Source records
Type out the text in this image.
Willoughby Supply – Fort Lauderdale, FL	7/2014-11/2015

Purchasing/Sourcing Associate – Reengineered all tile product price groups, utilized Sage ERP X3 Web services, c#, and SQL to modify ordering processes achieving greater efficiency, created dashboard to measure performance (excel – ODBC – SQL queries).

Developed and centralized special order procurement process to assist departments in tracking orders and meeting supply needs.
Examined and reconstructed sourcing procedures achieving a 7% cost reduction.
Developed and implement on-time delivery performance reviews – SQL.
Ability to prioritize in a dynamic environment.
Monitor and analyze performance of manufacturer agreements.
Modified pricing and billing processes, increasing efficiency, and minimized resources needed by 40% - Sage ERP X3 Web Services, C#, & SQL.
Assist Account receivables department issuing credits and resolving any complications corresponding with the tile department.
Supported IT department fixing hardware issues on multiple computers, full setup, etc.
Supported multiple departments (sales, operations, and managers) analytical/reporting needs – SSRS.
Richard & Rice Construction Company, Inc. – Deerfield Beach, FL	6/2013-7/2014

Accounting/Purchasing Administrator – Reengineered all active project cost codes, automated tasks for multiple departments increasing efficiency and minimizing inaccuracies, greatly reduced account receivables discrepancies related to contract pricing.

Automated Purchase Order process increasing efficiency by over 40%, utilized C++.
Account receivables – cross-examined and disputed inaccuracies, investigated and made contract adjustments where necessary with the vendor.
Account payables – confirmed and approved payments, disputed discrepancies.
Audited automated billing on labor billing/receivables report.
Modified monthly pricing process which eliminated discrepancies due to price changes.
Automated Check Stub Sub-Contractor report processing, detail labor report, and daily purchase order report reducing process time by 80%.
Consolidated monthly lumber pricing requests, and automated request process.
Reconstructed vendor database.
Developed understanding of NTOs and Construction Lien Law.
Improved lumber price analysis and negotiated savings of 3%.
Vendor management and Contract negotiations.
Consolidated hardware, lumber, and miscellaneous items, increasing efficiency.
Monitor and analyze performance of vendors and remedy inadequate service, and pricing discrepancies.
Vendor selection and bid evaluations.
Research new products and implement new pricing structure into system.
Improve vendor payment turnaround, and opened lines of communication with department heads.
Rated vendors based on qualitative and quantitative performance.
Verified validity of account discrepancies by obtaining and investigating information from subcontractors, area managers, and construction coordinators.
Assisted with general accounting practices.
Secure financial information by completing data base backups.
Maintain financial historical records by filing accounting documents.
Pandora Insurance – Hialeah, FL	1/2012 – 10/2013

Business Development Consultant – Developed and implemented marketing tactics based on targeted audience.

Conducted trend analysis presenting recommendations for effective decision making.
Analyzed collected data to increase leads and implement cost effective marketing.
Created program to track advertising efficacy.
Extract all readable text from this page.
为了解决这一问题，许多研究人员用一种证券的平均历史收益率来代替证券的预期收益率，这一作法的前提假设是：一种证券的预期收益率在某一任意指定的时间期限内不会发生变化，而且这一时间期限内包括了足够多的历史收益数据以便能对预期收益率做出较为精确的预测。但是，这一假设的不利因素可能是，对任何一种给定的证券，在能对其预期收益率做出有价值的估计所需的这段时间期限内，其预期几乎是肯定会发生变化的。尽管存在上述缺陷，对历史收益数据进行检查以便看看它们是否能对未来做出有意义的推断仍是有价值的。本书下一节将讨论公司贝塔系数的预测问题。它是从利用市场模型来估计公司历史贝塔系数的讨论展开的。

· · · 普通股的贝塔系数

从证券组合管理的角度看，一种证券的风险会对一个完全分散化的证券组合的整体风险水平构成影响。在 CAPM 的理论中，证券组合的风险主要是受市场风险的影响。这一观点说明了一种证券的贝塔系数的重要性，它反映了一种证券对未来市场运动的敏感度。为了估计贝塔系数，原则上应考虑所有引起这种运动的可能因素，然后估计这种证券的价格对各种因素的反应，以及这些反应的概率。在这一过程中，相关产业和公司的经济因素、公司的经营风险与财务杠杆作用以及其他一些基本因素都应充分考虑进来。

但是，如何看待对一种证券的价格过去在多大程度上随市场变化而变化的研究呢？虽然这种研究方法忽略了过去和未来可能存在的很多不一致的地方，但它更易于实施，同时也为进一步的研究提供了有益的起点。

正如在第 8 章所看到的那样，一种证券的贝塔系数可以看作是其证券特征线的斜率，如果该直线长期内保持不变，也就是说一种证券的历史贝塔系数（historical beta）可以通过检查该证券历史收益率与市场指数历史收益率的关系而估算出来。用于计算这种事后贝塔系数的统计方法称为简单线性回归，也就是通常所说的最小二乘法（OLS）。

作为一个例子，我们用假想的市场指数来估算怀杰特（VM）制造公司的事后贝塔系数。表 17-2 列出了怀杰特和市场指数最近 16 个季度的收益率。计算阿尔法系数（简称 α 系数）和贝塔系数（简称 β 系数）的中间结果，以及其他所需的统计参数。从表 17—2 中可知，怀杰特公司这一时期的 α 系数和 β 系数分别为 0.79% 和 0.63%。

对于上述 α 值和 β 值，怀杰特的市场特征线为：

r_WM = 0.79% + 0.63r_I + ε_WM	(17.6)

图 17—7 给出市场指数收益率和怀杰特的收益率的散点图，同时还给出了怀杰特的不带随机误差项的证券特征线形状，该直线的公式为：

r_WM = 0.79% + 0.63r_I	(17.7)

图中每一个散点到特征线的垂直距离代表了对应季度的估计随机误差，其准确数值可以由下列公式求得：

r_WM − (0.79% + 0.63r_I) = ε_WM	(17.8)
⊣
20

**Stated exercise:**
Your task is to repeat every line exactly.

**Right answer:**
Type out the text in this image.
Willoughby Supply – Fort Lauderdale, FL	7/2014-11/2015

Purchasing/Sourcing Associate – Reengineered all tile product price groups, utilized Sage ERP X3 Web services, c#, and SQL to modify ordering processes achieving greater efficiency, created dashboard to measure performance (excel – ODBC – SQL queries).

Developed and centralized special order procurement process to assist departments in tracking orders and meeting supply needs.
Examined and reconstructed sourcing procedures achieving a 7% cost reduction.
Developed and implement on-time delivery performance reviews – SQL.
Ability to prioritize in a dynamic environment.
Monitor and analyze performance of manufacturer agreements.
Modified pricing and billing processes, increasing efficiency, and minimized resources needed by 40% - Sage ERP X3 Web Services, C#, & SQL.
Assist Account receivables department issuing credits and resolving any complications corresponding with the tile department.
Supported IT department fixing hardware issues on multiple computers, full setup, etc.
Supported multiple departments (sales, operations, and managers) analytical/reporting needs – SSRS.
Richard & Rice Construction Company, Inc. – Deerfield Beach, FL	6/2013-7/2014

Accounting/Purchasing Administrator – Reengineered all active project cost codes, automated tasks for multiple departments increasing efficiency and minimizing inaccuracies, greatly reduced account receivables discrepancies related to contract pricing.

Automated Purchase Order process increasing efficiency by over 40%, utilized C++.
Account receivables – cross-examined and disputed inaccuracies, investigated and made contract adjustments where necessary with the vendor.
Account payables – confirmed and approved payments, disputed discrepancies.
Audited automated billing on labor billing/receivables report.
Modified monthly pricing process which eliminated discrepancies due to price changes.
Automated Check Stub Sub-Contractor report processing, detail labor report, and daily purchase order report reducing process time by 80%.
Consolidated monthly lumber pricing requests, and automated request process.
Reconstructed vendor database.
Developed understanding of NTOs and Construction Lien Law.
Improved lumber price analysis and negotiated savings of 3%.
Vendor management and Contract negotiations.
Consolidated hardware, lumber, and miscellaneous items, increasing efficiency.
Monitor and analyze performance of vendors and remedy inadequate service, and pricing discrepancies.
Vendor selection and bid evaluations.
Research new products and implement new pricing structure into system.
Improve vendor payment turnaround, and opened lines of communication with department heads.
Rated vendors based on qualitative and quantitative performance.
Verified validity of account discrepancies by obtaining and investigating information from subcontractors, area managers, and construction coordinators.
Assisted with general accounting practices.
Secure financial information by completing data base backups.
Maintain financial historical records by filing accounting documents.
Pandora Insurance – Hialeah, FL	1/2012 – 10/2013

Business Development Consultant – Developed and implemented marketing tactics based on targeted audience.

Conducted trend analysis presenting recommendations for effective decision making.
Analyzed collected data to increase leads and implement cost effective marketing.
Created program to track advertising efficacy.
Extract all readable text from this page.
为了解决这一问题，许多研究人员用一种证券的平均历史收益率来代替证券的预期收益率，这一作法的前提假设是：一种证券的预期收益率在某一任意指定的时间期限内不会发生变化，而且这一时间期限内包括了足够多的历史收益数据以便能对预期收益率做出较为精确的预测。但是，这一假设的不利因素可能是，对任何一种给定的证券，在能对其预期收益率做出有价值的估计所需的这段时间期限内，其预期几乎是肯定会发生变化的。尽管存在上述缺陷，对历史收益数据进行检查以便看看它们是否能对未来做出有意义的推断仍是有价值的。本书下一节将讨论公司贝塔系数的预测问题。它是从利用市场模型来估计公司历史贝塔系数的讨论展开的。

· · · 普通股的贝塔系数

从证券组合管理的角度看，一种证券的风险会对一个完全分散化的证券组合的整体风险水平构成影响。在 CAPM 的理论中，证券组合的风险主要是受市场风险的影响。这一观点说明了一种证券的贝塔系数的重要性，它反映了一种证券对未来市场运动的敏感度。为了估计贝塔系数，原则上应考虑所有引起这种运动的可能因素，然后估计这种证券的价格对各种因素的反应，以及这些反应的概率。在这一过程中，相关产业和公司的经济因素、公司的经营风险与财务杠杆作用以及其他一些基本因素都应充分考虑进来。

但是，如何看待对一种证券的价格过去在多大程度上随市场变化而变化的研究呢？虽然这种研究方法忽略了过去和未来可能存在的很多不一致的地方，但它更易于实施，同时也为进一步的研究提供了有益的起点。

正如在第 8 章所看到的那样，一种证券的贝塔系数可以看作是其证券特征线的斜率，如果该直线长期内保持不变，也就是说一种证券的历史贝塔系数（historical beta）可以通过检查该证券历史收益率与市场指数历史收益率的关系而估算出来。用于计算这种事后贝塔系数的统计方法称为简单线性回归，也就是通常所说的最小二乘法（OLS）。

作为一个例子，我们用假想的市场指数来估算怀杰特（VM）制造公司的事后贝塔系数。表 17-2 列出了怀杰特和市场指数最近 16 个季度的收益率。计算阿尔法系数（简称 α 系数）和贝塔系数（简称 β 系数）的中间结果，以及其他所需的统计参数。从表 17—2 中可知，怀杰特公司这一时期的 α 系数和 β 系数分别为 0.79% 和 0.63%。

对于上述 α 值和 β 值，怀杰特的市场特征线为：

r_WM = 0.79% + 0.63r_I + ε_WM	(17.6)

图 17—7 给出市场指数收益率和怀杰特的收益率的散点图，同时还给出了怀杰特的不带随机误差项的证券特征线形状，该直线的公式为：

r_WM = 0.79% + 0.63r_I	(17.7)

图中每一个散点到特征线的垂直距离代表了对应季度的估计随机误差，其准确数值可以由下列公式求得：

r_WM − (0.79% + 0.63r_I) = ε_WM	(17.8)
⊣
20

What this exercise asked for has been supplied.